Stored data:
:::
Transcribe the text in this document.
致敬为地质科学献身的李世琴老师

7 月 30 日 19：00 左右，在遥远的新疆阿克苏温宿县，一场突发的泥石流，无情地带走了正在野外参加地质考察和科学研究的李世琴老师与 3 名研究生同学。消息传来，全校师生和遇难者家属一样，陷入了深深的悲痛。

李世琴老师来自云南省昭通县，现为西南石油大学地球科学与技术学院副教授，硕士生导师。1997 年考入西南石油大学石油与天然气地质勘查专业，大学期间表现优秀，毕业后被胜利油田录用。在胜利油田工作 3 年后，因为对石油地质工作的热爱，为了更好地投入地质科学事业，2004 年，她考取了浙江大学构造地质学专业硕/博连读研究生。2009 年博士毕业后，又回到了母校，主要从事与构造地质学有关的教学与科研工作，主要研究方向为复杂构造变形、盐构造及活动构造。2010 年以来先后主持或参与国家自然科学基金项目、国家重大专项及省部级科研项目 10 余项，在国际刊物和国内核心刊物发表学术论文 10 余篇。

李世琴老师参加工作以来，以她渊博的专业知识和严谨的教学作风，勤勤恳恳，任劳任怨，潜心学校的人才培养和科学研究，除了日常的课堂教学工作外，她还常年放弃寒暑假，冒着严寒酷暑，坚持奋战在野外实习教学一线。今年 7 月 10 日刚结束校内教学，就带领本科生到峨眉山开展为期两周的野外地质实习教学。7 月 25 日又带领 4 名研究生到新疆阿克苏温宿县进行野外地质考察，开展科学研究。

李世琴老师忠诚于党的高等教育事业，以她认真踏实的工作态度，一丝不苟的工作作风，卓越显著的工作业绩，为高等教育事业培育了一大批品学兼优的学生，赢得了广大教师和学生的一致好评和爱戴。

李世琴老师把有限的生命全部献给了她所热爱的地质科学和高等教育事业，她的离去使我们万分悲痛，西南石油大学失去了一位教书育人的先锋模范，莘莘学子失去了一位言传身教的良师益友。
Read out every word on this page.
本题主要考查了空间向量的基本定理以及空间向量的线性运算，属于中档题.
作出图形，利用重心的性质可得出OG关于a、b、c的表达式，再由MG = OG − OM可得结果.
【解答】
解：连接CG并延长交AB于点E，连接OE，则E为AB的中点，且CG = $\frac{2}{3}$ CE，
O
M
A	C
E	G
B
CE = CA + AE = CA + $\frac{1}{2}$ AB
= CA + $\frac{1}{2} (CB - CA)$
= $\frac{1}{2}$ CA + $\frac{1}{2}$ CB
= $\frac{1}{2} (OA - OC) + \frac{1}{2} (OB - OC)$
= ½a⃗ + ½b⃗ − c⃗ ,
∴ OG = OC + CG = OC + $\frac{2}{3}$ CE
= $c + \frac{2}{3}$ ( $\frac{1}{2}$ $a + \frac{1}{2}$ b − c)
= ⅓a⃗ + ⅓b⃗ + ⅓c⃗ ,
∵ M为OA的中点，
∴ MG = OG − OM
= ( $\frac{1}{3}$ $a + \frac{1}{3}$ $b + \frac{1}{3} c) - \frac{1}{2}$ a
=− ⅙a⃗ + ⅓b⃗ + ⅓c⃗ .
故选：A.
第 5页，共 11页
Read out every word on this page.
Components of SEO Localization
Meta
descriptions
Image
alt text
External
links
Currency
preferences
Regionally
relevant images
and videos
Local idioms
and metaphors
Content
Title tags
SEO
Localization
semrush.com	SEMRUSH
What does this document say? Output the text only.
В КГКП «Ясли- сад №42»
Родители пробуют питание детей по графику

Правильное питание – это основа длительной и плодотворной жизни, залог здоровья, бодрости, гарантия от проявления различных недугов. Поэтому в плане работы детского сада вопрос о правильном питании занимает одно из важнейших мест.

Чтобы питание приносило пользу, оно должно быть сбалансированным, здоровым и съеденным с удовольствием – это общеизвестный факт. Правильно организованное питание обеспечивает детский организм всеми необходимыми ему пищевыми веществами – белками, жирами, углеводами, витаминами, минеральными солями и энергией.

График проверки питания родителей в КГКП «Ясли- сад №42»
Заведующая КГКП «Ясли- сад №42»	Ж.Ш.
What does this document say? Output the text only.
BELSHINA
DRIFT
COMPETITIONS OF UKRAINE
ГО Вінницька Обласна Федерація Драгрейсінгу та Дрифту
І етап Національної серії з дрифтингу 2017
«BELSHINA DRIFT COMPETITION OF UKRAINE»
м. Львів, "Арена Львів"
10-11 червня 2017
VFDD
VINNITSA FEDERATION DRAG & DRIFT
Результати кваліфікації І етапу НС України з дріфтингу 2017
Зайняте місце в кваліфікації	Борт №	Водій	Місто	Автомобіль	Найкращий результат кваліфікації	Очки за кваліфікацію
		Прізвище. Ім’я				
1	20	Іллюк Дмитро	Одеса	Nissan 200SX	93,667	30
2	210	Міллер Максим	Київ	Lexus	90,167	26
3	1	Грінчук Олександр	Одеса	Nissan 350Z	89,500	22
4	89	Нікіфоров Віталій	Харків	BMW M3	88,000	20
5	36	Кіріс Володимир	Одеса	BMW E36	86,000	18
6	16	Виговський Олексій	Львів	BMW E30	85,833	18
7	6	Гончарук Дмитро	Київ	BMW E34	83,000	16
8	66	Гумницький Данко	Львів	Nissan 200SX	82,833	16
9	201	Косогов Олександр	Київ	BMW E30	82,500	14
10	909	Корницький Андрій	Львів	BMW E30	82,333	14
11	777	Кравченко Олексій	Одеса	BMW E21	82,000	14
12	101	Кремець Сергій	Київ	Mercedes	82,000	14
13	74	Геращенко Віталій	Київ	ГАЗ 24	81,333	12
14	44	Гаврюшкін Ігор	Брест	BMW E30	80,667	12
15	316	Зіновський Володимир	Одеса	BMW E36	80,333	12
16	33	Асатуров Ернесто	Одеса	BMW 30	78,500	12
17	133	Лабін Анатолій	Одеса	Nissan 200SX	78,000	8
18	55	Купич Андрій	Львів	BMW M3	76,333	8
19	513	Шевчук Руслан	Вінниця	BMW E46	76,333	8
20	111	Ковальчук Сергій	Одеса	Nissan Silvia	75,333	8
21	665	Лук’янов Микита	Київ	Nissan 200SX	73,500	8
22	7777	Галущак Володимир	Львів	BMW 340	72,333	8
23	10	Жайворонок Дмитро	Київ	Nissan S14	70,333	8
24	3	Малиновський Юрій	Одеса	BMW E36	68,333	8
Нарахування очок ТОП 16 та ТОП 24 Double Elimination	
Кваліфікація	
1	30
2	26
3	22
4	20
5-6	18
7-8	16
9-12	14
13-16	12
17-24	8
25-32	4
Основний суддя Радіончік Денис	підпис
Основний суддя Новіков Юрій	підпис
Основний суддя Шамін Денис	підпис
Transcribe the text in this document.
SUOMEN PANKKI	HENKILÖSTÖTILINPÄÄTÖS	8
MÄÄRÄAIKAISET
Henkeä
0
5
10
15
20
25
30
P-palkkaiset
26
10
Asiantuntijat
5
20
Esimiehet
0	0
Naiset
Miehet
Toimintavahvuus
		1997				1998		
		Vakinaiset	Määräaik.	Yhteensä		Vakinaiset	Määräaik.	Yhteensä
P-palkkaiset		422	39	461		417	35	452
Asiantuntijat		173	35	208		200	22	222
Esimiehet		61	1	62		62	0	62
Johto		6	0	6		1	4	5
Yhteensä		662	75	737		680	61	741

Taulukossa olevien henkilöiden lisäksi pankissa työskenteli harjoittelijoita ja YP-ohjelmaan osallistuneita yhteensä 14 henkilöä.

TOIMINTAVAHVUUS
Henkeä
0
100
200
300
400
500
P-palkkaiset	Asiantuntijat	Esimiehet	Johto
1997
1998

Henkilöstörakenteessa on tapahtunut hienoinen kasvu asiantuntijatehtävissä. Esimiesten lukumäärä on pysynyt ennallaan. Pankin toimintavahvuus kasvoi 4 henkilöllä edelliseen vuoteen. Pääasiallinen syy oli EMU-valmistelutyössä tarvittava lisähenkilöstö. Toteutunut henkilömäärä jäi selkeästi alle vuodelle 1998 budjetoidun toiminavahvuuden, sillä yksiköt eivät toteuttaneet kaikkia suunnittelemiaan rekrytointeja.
:::
§ STATED GOAL
Identify and copy the lines holding the word "суддя".

§ FINAL RESULT
Основний суддя Радіончік Денис	підпис
Основний суддя Новіков Юрій	підпис
Основний суддя Шамін Денис	підпис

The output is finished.